>> Start Input
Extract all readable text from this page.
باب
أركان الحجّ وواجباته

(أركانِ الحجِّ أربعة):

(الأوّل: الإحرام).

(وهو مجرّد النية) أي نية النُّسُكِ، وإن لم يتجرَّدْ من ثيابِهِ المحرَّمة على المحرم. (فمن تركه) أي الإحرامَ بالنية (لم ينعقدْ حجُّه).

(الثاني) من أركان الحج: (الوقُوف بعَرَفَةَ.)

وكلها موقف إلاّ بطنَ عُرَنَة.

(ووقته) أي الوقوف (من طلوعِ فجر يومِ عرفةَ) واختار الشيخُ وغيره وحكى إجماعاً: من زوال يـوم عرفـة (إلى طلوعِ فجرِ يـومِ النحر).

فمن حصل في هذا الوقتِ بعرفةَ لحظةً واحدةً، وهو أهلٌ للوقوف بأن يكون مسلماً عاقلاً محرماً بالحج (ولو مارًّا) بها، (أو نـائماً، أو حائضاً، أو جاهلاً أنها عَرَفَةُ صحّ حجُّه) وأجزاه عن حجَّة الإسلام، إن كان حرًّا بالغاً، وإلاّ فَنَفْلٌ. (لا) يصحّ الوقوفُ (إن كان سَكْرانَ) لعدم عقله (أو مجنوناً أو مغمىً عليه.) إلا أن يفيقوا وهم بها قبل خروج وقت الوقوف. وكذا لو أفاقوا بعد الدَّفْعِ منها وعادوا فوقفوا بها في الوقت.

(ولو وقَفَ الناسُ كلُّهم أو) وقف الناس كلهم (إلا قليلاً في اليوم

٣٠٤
>> End Input
Requirement >> Exactly reproduce every line found in the records.

Written reply >>
Extract all readable text from this page.
باب
أركان الحجّ وواجباته

(أركانِ الحجِّ أربعة):

(الأوّل: الإحرام).

(وهو مجرّد النية) أي نية النُّسُكِ، وإن لم يتجرَّدْ من ثيابِهِ المحرَّمة على المحرم. (فمن تركه) أي الإحرامَ بالنية (لم ينعقدْ حجُّه).

(الثاني) من أركان الحج: (الوقُوف بعَرَفَةَ.)

وكلها موقف إلاّ بطنَ عُرَنَة.

(ووقته) أي الوقوف (من طلوعِ فجر يومِ عرفةَ) واختار الشيخُ وغيره وحكى إجماعاً: من زوال يـوم عرفـة (إلى طلوعِ فجرِ يـومِ النحر).

فمن حصل في هذا الوقتِ بعرفةَ لحظةً واحدةً، وهو أهلٌ للوقوف بأن يكون مسلماً عاقلاً محرماً بالحج (ولو مارًّا) بها، (أو نـائماً، أو حائضاً، أو جاهلاً أنها عَرَفَةُ صحّ حجُّه) وأجزاه عن حجَّة الإسلام، إن كان حرًّا بالغاً، وإلاّ فَنَفْلٌ. (لا) يصحّ الوقوفُ (إن كان سَكْرانَ) لعدم عقله (أو مجنوناً أو مغمىً عليه.) إلا أن يفيقوا وهم بها قبل خروج وقت الوقوف. وكذا لو أفاقوا بعد الدَّفْعِ منها وعادوا فوقفوا بها في الوقت.

(ولو وقَفَ الناسُ كلُّهم أو) وقف الناس كلهم (إلا قليلاً في اليوم

٣٠٤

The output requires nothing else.